GIVEN INSTRUCTION ▸ Copy every line of the material below word for word.
• • •
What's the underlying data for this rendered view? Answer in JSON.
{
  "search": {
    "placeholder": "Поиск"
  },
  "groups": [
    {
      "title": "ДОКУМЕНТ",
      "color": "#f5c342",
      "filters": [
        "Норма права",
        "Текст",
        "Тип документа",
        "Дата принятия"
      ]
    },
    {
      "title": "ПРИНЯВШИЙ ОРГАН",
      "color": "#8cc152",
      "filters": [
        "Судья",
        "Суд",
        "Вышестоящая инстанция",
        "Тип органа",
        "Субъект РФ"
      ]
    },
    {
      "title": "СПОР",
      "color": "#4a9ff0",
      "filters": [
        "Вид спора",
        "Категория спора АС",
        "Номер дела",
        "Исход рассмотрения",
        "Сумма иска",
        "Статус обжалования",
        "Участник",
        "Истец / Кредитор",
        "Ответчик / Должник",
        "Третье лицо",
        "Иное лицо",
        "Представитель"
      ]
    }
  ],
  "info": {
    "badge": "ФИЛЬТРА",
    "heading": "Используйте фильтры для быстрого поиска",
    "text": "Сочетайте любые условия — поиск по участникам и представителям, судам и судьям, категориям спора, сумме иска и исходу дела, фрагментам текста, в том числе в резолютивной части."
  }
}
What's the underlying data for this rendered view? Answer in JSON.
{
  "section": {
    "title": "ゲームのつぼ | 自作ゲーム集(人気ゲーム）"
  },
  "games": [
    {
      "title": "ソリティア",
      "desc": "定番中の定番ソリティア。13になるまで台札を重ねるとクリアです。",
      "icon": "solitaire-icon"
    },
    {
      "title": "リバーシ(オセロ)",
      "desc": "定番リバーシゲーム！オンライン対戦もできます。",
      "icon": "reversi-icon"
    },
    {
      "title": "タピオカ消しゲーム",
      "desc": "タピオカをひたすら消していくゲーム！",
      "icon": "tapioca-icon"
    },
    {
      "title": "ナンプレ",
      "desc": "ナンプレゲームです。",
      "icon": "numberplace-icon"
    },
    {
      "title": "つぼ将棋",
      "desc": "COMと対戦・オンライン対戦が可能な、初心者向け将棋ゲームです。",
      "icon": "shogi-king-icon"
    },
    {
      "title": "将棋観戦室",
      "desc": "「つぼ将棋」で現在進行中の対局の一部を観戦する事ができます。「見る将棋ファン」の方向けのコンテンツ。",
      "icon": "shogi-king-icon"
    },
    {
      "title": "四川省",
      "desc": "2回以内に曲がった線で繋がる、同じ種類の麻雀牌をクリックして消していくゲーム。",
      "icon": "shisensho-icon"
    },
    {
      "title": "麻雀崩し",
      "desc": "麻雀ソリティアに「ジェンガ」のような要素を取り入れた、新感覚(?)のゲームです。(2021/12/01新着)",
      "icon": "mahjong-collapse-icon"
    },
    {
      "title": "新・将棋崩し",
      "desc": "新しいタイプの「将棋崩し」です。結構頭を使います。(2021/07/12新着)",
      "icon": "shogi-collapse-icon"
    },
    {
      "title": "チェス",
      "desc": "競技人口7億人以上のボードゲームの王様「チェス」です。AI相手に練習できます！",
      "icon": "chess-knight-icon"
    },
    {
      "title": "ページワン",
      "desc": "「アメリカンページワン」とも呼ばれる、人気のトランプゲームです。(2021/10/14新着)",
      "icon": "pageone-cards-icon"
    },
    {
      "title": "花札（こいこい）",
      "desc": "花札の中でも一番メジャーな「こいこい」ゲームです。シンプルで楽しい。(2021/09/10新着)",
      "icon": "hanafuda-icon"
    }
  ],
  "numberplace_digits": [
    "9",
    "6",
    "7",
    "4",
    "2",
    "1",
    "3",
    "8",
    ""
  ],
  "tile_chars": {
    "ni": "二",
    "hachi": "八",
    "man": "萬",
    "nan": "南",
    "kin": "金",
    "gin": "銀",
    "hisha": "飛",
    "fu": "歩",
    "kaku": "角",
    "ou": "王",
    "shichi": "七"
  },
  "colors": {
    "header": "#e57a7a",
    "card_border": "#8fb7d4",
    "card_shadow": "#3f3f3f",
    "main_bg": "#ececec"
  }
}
• • •
EXERCISE RESULT ▸
What's the underlying data for this rendered view? Answer in JSON.
{
  "search": {
    "placeholder": "Поиск"
  },
  "groups": [
    {
      "title": "ДОКУМЕНТ",
      "color": "#f5c342",
      "filters": [
        "Норма права",
        "Текст",
        "Тип документа",
        "Дата принятия"
      ]
    },
    {
      "title": "ПРИНЯВШИЙ ОРГАН",
      "color": "#8cc152",
      "filters": [
        "Судья",
        "Суд",
        "Вышестоящая инстанция",
        "Тип органа",
        "Субъект РФ"
      ]
    },
    {
      "title": "СПОР",
      "color": "#4a9ff0",
      "filters": [
        "Вид спора",
        "Категория спора АС",
        "Номер дела",
        "Исход рассмотрения",
        "Сумма иска",
        "Статус обжалования",
        "Участник",
        "Истец / Кредитор",
        "Ответчик / Должник",
        "Третье лицо",
        "Иное лицо",
        "Представитель"
      ]
    }
  ],
  "info": {
    "badge": "ФИЛЬТРА",
    "heading": "Используйте фильтры для быстрого поиска",
    "text": "Сочетайте любые условия — поиск по участникам и представителям, судам и судьям, категориям спора, сумме иска и исходу дела, фрагментам текста, в том числе в резолютивной части."
  }
}
What's the underlying data for this rendered view? Answer in JSON.
{
  "section": {
    "title": "ゲームのつぼ | 自作ゲーム集(人気ゲーム）"
  },
  "games": [
    {
      "title": "ソリティア",
      "desc": "定番中の定番ソリティア。13になるまで台札を重ねるとクリアです。",
      "icon": "solitaire-icon"
    },
    {
      "title": "リバーシ(オセロ)",
      "desc": "定番リバーシゲーム！オンライン対戦もできます。",
      "icon": "reversi-icon"
    },
    {
      "title": "タピオカ消しゲーム",
      "desc": "タピオカをひたすら消していくゲーム！",
      "icon": "tapioca-icon"
    },
    {
      "title": "ナンプレ",
      "desc": "ナンプレゲームです。",
      "icon": "numberplace-icon"
    },
    {
      "title": "つぼ将棋",
      "desc": "COMと対戦・オンライン対戦が可能な、初心者向け将棋ゲームです。",
      "icon": "shogi-king-icon"
    },
    {
      "title": "将棋観戦室",
      "desc": "「つぼ将棋」で現在進行中の対局の一部を観戦する事ができます。「見る将棋ファン」の方向けのコンテンツ。",
      "icon": "shogi-king-icon"
    },
    {
      "title": "四川省",
      "desc": "2回以内に曲がった線で繋がる、同じ種類の麻雀牌をクリックして消していくゲーム。",
      "icon": "shisensho-icon"
    },
    {
      "title": "麻雀崩し",
      "desc": "麻雀ソリティアに「ジェンガ」のような要素を取り入れた、新感覚(?)のゲームです。(2021/12/01新着)",
      "icon": "mahjong-collapse-icon"
    },
    {
      "title": "新・将棋崩し",
      "desc": "新しいタイプの「将棋崩し」です。結構頭を使います。(2021/07/12新着)",
      "icon": "shogi-collapse-icon"
    },
    {
      "title": "チェス",
      "desc": "競技人口7億人以上のボードゲームの王様「チェス」です。AI相手に練習できます！",
      "icon": "chess-knight-icon"
    },
    {
      "title": "ページワン",
      "desc": "「アメリカンページワン」とも呼ばれる、人気のトランプゲームです。(2021/10/14新着)",
      "icon": "pageone-cards-icon"
    },
    {
      "title": "花札（こいこい）",
      "desc": "花札の中でも一番メジャーな「こいこい」ゲームです。シンプルで楽しい。(2021/09/10新着)",
      "icon": "hanafuda-icon"
    }
  ],
  "numberplace_digits": [
    "9",
    "6",
    "7",
    "4",
    "2",
    "1",
    "3",
    "8",
    ""
  ],
  "tile_chars": {
    "ni": "二",
    "hachi": "八",
    "man": "萬",
    "nan": "南",
    "kin": "金",
    "gin": "銀",
    "hisha": "飛",
    "fu": "歩",
    "kaku": "角",
    "ou": "王",
    "shichi": "七"
  },
  "colors": {
    "header": "#e57a7a",
    "card_border": "#8fb7d4",
    "card_shadow": "#3f3f3f",
    "main_bg": "#ececec"
  }
}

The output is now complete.